* _Records for this exercise_
=======
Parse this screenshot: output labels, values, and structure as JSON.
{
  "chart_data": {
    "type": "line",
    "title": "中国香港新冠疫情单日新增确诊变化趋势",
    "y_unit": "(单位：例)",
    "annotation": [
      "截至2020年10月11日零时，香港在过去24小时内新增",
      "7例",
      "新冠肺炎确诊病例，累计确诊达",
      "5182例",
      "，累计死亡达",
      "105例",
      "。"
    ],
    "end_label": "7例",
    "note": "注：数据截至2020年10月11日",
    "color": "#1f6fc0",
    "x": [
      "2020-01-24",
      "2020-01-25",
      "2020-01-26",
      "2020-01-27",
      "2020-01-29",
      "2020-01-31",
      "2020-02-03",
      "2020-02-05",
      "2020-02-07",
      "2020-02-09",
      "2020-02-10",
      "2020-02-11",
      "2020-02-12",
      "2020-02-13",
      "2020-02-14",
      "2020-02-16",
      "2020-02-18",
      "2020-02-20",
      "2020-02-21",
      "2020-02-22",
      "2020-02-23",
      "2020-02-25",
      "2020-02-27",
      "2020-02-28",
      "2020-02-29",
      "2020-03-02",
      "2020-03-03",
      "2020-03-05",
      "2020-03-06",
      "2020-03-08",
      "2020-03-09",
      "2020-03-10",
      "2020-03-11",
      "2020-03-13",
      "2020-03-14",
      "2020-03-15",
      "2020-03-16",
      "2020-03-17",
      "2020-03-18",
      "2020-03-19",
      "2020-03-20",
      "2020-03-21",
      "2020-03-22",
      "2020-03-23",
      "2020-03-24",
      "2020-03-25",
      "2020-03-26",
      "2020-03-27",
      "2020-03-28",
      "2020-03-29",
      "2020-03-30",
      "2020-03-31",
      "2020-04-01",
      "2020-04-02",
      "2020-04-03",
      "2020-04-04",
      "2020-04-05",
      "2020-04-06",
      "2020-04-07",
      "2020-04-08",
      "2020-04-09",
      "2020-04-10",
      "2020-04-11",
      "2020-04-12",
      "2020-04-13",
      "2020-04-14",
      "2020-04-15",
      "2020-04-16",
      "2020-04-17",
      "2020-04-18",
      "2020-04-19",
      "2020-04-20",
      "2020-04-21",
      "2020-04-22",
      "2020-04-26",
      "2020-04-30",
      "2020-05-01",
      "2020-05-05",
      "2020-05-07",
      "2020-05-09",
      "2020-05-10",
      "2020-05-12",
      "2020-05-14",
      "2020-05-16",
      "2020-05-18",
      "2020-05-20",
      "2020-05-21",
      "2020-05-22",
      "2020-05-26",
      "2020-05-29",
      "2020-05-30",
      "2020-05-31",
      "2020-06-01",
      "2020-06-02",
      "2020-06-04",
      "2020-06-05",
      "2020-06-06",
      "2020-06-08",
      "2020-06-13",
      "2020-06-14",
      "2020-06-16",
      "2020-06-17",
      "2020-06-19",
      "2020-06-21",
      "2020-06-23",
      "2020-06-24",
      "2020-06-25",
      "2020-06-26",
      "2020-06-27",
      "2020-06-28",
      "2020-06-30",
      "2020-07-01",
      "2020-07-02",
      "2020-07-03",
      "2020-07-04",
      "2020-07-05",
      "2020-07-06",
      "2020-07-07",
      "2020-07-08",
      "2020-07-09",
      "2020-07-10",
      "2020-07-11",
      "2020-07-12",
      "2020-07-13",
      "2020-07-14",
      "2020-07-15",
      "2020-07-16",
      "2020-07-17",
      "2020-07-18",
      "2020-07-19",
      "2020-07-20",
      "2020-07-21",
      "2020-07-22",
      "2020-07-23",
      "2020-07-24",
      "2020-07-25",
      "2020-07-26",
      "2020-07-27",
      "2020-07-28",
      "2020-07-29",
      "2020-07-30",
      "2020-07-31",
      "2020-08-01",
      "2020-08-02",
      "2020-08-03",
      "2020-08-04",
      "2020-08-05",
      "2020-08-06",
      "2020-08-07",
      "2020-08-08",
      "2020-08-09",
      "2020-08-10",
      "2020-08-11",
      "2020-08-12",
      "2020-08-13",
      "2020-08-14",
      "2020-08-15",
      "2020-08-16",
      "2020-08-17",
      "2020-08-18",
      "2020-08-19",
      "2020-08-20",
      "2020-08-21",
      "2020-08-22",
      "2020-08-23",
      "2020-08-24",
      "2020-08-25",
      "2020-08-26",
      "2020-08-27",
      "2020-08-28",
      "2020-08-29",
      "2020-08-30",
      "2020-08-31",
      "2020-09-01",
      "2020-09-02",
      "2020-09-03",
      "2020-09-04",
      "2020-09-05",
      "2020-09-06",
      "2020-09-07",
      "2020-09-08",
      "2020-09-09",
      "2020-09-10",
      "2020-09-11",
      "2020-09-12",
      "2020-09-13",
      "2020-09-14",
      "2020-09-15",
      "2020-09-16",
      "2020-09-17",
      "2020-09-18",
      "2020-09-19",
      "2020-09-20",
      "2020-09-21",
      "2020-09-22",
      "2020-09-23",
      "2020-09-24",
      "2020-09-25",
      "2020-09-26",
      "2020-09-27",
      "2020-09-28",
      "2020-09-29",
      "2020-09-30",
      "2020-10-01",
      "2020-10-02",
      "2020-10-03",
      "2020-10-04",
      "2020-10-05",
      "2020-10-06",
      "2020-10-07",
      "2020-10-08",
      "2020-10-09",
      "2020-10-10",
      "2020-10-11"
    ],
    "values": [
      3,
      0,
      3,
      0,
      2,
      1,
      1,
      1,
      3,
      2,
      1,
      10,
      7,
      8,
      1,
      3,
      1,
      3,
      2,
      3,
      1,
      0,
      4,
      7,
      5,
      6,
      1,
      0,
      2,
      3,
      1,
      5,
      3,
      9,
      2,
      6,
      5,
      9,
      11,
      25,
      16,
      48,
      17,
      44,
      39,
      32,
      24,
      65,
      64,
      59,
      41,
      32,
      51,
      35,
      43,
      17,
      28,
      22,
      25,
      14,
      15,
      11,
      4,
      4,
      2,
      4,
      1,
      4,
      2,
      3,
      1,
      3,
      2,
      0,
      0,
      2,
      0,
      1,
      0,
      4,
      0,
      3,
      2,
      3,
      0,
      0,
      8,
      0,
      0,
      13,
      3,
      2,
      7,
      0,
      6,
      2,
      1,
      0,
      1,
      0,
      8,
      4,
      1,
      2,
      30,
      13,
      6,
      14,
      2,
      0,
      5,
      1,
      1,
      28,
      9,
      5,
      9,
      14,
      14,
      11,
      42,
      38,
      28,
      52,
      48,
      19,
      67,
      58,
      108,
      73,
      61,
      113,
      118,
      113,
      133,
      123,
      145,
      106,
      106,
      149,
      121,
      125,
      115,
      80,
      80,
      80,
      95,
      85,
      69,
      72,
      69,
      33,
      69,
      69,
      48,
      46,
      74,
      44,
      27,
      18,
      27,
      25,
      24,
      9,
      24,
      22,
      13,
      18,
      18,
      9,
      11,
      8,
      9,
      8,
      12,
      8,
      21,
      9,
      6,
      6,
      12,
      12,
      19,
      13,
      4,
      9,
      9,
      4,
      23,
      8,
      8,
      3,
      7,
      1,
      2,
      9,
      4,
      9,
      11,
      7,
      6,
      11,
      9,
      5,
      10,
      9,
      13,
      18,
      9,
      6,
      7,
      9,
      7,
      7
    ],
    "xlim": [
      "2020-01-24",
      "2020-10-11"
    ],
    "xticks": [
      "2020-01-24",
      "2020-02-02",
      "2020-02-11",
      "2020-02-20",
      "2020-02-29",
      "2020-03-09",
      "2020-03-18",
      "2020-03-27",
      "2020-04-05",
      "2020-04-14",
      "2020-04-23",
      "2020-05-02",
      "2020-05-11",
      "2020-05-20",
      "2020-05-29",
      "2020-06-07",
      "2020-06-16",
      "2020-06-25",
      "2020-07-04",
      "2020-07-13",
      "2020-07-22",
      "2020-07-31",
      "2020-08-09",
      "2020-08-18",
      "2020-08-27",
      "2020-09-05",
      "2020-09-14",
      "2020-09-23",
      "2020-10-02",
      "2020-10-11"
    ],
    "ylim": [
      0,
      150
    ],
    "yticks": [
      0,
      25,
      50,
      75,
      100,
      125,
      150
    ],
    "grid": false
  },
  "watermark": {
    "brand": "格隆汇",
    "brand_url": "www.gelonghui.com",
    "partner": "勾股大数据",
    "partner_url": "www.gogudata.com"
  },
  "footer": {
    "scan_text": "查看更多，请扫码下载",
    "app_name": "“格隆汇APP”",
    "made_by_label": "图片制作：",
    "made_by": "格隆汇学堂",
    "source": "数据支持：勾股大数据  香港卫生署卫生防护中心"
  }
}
=======
* _What is required_
Scan the data above; copy every line where "values" appears.

* _Solution to the exercise_
Parse this screenshot: output labels, values, and structure as JSON.
    "values": [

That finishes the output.